Search the data below for the word "background" and copy each line that holds it.
### SUPPLIED RECORDS
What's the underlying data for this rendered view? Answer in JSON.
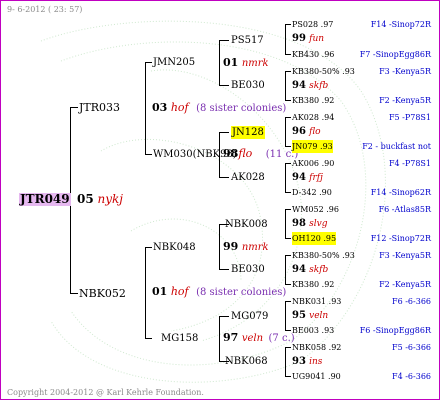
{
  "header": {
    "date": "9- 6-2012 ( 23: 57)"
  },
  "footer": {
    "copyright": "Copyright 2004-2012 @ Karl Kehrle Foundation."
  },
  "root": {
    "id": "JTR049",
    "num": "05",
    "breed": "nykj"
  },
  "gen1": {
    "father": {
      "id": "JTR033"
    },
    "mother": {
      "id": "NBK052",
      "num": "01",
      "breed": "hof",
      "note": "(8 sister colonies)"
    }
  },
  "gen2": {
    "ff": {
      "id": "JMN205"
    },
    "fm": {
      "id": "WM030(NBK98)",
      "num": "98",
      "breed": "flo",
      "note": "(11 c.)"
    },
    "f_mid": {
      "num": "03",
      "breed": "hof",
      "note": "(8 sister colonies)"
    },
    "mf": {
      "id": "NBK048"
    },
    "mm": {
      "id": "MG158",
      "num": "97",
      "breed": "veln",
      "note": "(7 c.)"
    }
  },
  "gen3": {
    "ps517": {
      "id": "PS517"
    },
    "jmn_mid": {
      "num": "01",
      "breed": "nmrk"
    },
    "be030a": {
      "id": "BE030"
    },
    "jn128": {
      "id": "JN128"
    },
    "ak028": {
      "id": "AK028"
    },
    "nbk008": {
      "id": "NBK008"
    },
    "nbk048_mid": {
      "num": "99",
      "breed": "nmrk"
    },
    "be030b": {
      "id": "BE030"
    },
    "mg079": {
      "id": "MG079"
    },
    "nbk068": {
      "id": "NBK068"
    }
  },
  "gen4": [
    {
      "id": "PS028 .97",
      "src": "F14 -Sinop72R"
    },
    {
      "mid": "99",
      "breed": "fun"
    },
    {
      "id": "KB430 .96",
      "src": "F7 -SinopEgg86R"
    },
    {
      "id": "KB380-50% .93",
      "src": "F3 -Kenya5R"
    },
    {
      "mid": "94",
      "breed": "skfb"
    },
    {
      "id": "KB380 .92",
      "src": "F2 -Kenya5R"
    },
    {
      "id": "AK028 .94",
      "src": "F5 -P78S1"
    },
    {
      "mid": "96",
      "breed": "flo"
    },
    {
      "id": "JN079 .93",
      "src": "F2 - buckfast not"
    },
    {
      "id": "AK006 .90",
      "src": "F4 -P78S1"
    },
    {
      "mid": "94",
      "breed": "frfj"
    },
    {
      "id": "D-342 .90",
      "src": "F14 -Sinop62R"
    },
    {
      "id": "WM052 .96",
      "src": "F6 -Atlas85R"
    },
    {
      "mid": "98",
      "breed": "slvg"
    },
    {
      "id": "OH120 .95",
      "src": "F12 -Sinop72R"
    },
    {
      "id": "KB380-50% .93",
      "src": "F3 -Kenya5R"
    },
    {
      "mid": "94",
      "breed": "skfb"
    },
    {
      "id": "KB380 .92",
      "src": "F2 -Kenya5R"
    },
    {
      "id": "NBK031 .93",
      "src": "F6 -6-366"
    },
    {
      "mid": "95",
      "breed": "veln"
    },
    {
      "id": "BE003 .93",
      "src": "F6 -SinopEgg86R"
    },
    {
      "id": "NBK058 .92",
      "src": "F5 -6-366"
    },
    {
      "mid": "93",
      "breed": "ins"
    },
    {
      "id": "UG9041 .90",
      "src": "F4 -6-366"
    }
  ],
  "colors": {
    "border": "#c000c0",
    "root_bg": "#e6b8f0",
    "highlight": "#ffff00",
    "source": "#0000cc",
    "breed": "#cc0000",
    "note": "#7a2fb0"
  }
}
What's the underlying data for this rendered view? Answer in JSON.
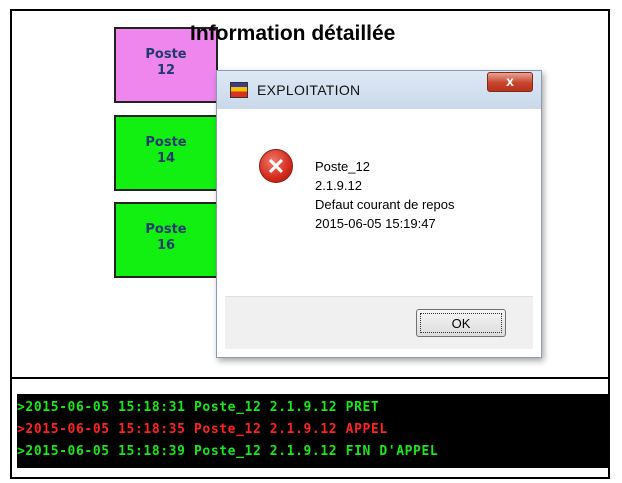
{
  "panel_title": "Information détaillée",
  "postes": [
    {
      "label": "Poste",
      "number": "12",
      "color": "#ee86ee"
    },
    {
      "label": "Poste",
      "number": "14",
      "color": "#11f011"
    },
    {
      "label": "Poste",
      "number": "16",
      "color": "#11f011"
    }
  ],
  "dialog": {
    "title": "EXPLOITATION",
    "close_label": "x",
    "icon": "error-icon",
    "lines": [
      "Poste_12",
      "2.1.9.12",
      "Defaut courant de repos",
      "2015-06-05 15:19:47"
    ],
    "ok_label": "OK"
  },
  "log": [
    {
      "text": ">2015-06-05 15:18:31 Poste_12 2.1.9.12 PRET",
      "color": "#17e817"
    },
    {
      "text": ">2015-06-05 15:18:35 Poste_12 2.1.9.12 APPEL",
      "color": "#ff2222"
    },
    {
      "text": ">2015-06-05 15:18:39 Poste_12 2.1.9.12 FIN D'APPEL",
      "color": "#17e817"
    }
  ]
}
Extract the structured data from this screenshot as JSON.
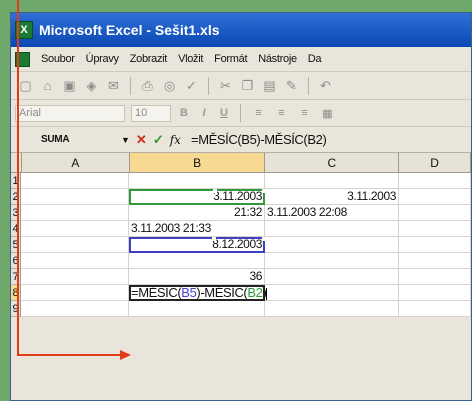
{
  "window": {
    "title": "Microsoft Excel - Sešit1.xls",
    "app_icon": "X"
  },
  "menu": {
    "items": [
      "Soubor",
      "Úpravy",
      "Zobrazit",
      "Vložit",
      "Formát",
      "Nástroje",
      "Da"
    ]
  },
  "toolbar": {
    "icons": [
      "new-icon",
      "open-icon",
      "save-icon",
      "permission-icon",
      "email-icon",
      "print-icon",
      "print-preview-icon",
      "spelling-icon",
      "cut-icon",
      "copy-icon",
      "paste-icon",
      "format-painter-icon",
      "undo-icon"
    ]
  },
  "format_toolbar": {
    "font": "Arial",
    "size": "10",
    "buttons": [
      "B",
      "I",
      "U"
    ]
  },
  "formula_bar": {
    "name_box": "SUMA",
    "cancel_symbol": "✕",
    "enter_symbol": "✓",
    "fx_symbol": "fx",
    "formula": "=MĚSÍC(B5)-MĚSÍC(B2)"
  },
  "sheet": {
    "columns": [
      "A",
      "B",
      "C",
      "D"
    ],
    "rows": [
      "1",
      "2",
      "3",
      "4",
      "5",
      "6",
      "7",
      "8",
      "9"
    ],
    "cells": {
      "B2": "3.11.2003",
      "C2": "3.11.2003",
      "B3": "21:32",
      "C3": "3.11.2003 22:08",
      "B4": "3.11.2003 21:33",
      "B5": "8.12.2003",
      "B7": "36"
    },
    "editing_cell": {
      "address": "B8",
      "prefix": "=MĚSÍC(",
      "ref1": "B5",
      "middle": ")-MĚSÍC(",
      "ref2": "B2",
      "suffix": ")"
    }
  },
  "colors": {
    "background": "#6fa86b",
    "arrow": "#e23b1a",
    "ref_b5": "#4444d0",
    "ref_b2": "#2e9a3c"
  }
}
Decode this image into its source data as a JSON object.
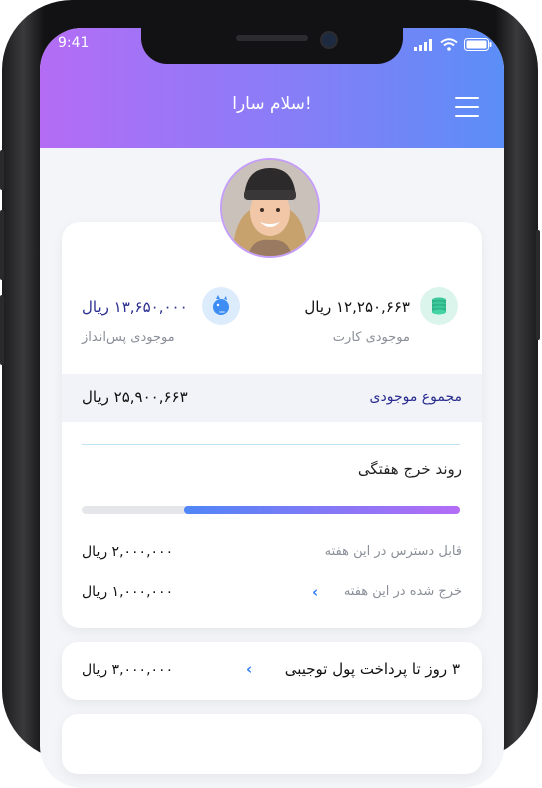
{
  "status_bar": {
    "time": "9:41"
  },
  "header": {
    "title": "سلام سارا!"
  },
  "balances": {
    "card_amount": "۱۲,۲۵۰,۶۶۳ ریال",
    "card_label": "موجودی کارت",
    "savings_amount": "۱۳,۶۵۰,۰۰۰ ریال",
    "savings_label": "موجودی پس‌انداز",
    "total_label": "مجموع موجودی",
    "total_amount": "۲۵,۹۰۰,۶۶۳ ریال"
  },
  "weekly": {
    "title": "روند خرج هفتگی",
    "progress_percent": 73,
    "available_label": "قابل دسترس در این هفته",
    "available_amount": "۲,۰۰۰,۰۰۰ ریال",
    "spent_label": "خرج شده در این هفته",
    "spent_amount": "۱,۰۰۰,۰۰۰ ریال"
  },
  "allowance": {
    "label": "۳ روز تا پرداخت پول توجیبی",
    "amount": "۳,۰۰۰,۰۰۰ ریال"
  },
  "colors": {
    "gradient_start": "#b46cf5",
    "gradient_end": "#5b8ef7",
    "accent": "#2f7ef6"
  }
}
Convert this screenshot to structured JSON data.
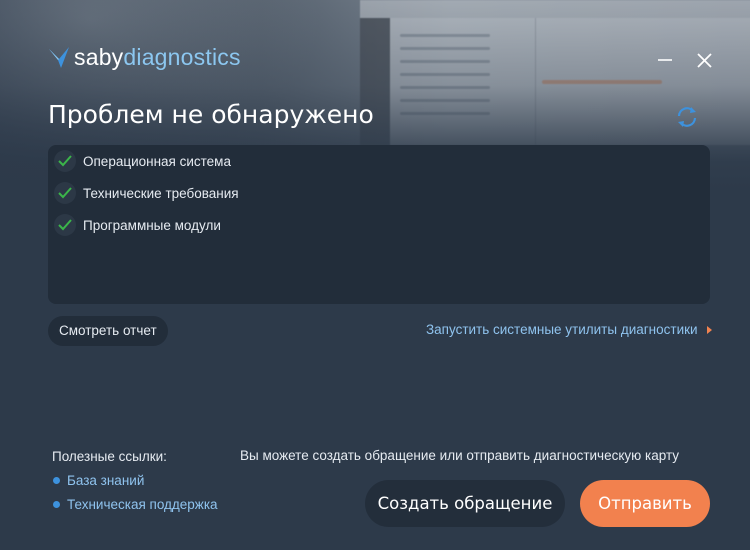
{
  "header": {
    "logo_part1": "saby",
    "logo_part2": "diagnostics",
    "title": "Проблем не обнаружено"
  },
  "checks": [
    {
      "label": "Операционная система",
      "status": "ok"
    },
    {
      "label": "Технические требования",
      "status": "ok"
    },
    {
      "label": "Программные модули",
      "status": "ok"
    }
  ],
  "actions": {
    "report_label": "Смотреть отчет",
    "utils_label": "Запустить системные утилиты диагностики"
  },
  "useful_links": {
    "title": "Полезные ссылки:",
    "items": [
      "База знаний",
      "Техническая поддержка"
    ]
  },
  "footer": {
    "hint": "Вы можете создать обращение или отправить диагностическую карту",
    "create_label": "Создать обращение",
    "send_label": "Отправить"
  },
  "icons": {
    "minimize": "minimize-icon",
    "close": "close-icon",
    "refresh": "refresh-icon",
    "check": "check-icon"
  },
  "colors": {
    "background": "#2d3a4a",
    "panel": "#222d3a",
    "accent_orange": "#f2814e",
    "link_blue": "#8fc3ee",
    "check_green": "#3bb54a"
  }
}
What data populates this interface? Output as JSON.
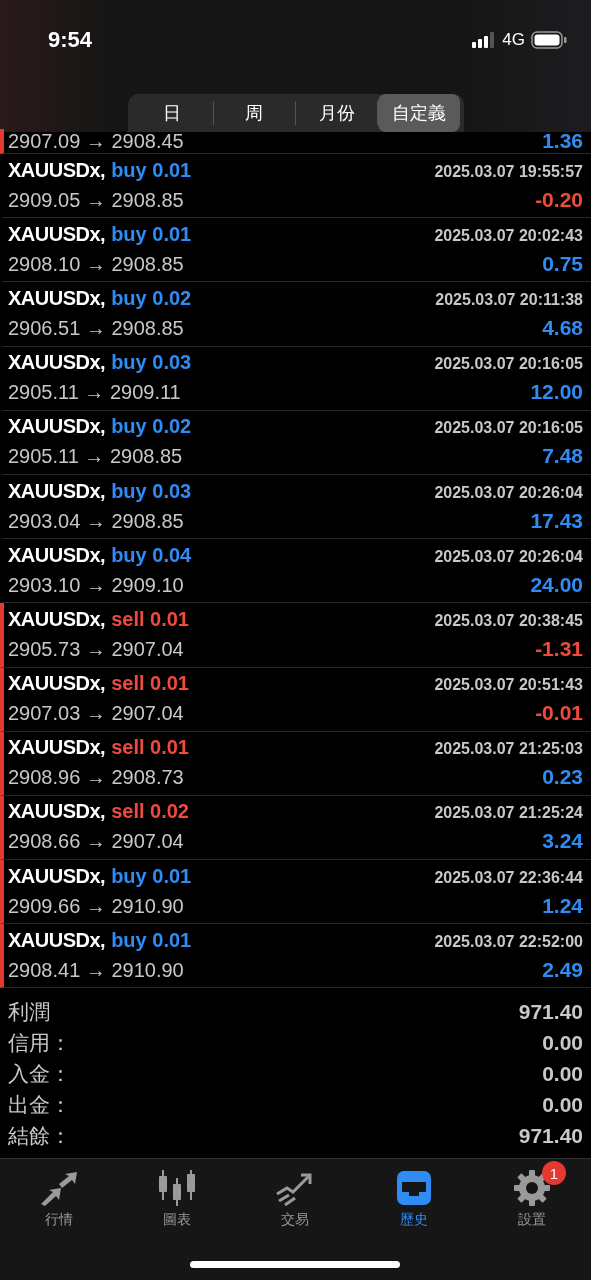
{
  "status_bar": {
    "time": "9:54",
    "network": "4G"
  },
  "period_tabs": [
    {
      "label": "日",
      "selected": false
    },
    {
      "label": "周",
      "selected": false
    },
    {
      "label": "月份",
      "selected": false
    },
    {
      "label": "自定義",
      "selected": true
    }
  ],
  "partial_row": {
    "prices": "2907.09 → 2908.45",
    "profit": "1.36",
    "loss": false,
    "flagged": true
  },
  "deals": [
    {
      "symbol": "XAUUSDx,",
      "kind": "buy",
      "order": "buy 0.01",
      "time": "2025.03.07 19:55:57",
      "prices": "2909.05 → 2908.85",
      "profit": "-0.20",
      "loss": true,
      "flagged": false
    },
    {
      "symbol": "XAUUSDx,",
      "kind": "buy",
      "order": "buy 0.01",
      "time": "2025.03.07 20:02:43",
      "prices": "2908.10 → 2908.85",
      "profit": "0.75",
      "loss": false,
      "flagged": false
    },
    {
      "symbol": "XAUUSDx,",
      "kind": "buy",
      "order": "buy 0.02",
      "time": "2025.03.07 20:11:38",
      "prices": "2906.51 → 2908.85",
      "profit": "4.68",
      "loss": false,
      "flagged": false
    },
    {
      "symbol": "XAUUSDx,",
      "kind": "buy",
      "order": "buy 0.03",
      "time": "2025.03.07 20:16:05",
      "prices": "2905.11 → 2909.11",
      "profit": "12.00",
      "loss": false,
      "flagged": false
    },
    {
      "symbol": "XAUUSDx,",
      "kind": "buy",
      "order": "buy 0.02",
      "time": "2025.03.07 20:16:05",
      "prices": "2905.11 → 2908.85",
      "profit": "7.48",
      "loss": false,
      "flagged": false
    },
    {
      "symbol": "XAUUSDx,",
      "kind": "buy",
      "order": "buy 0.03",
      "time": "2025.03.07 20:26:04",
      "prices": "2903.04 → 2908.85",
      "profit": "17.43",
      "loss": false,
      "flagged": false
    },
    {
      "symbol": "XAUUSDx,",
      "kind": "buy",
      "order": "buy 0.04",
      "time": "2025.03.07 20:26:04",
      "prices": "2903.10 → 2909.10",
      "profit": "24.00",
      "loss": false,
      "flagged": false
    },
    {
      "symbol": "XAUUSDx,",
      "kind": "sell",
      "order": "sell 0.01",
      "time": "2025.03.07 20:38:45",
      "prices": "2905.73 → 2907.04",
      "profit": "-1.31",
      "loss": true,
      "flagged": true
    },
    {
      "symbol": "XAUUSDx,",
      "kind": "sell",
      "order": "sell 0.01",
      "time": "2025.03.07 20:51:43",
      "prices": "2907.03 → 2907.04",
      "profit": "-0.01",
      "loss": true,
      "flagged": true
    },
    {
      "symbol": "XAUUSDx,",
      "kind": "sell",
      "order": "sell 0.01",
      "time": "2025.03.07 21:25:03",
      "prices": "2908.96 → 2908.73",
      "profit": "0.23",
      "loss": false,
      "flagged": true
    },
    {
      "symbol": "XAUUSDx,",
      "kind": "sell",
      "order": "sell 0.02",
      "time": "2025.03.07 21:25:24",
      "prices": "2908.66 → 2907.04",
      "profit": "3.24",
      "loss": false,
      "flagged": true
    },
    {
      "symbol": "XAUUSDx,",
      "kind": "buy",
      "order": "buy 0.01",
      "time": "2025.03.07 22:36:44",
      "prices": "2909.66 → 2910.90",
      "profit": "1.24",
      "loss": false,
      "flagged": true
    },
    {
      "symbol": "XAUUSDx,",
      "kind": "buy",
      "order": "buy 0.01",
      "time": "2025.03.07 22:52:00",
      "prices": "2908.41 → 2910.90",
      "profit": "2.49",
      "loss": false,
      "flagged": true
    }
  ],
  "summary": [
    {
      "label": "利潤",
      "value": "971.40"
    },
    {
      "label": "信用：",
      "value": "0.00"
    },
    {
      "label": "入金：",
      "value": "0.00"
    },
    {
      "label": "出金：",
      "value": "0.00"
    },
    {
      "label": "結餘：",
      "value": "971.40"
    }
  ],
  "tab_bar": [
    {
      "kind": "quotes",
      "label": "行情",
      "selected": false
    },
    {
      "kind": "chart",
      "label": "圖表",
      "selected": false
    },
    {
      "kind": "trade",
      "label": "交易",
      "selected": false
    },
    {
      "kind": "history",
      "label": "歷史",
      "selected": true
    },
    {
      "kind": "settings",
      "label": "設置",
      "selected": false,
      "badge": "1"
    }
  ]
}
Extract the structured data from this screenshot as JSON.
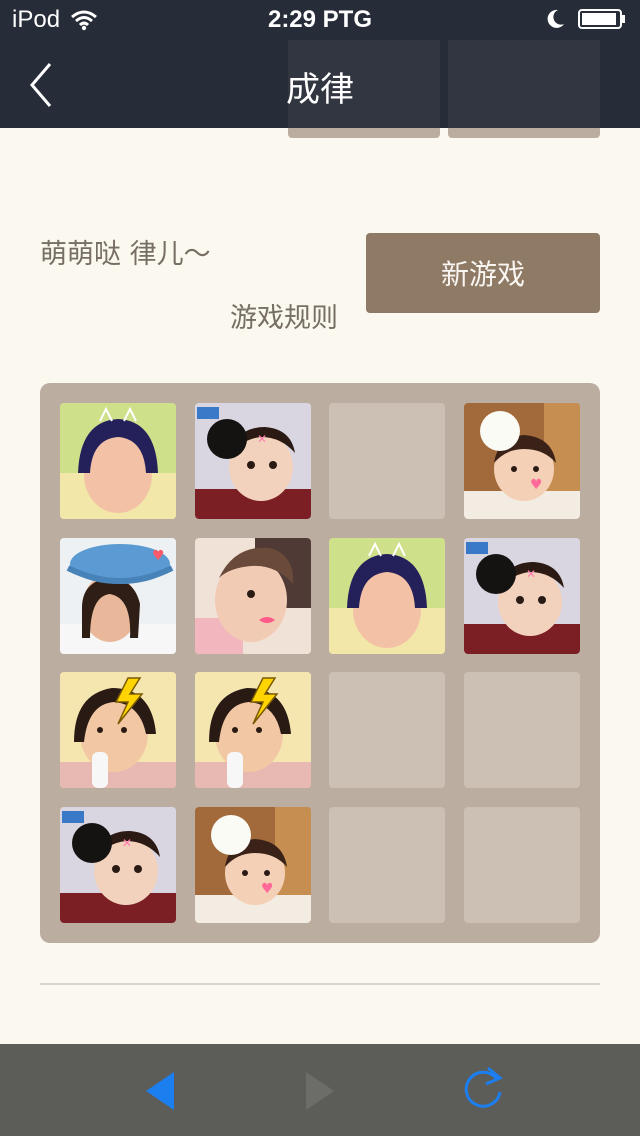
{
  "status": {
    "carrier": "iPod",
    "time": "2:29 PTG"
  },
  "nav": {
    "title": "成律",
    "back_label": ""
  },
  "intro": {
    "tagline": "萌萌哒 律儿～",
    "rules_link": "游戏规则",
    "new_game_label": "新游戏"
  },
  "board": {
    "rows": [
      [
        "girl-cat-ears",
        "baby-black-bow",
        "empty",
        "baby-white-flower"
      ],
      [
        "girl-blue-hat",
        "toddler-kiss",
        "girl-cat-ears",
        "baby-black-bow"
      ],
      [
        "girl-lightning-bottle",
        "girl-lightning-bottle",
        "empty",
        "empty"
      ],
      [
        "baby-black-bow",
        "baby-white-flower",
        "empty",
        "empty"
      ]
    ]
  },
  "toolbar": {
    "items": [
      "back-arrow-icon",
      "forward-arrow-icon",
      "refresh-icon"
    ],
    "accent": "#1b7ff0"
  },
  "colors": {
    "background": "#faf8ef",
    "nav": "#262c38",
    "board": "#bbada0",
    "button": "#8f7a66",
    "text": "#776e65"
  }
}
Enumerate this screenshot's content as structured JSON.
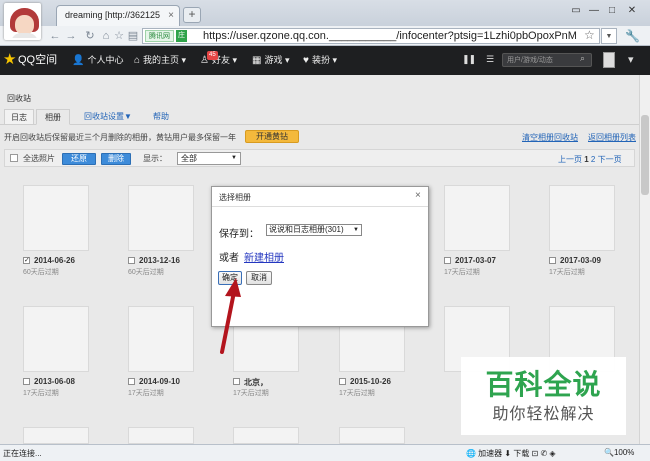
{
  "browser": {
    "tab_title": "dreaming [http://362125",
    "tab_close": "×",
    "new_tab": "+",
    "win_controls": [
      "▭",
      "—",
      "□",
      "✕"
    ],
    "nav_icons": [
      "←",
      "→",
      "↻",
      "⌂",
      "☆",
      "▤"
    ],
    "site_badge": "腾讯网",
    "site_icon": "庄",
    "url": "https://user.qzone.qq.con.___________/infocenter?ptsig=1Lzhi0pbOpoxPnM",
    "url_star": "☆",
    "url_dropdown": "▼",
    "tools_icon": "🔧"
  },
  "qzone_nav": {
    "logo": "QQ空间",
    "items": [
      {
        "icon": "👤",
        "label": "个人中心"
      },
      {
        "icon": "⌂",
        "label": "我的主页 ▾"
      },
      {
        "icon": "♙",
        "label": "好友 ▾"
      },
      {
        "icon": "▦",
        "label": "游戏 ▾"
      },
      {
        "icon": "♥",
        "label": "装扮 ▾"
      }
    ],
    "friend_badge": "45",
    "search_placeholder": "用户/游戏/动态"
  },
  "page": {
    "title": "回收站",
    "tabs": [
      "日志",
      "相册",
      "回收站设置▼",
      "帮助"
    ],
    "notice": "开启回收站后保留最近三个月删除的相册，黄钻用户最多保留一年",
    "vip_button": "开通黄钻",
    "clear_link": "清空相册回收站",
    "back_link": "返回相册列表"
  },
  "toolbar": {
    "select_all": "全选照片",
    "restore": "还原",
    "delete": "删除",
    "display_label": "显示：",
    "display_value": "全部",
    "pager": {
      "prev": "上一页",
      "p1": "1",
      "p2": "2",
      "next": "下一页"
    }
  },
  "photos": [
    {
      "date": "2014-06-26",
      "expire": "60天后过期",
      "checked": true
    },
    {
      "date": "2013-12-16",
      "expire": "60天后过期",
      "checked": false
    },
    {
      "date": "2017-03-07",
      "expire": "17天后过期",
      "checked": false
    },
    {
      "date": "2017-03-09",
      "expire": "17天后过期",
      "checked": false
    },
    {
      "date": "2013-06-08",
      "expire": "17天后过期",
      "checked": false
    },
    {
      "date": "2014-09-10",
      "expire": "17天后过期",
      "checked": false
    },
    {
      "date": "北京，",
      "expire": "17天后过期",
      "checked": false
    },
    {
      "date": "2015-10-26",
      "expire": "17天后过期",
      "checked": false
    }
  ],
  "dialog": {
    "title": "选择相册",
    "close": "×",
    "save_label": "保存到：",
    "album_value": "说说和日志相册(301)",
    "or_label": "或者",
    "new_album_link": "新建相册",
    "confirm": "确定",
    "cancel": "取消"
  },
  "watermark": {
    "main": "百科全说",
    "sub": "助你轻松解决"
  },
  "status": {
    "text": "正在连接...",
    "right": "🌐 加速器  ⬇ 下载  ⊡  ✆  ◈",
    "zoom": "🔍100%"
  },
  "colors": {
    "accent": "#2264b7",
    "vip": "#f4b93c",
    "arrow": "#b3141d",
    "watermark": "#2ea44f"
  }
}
######
▶ [OUTPUT FOR THIS EXERCISE]:
    "background": "#6fa86b",
    "background": "#2d3a4a",
    "background": "#faf8ef",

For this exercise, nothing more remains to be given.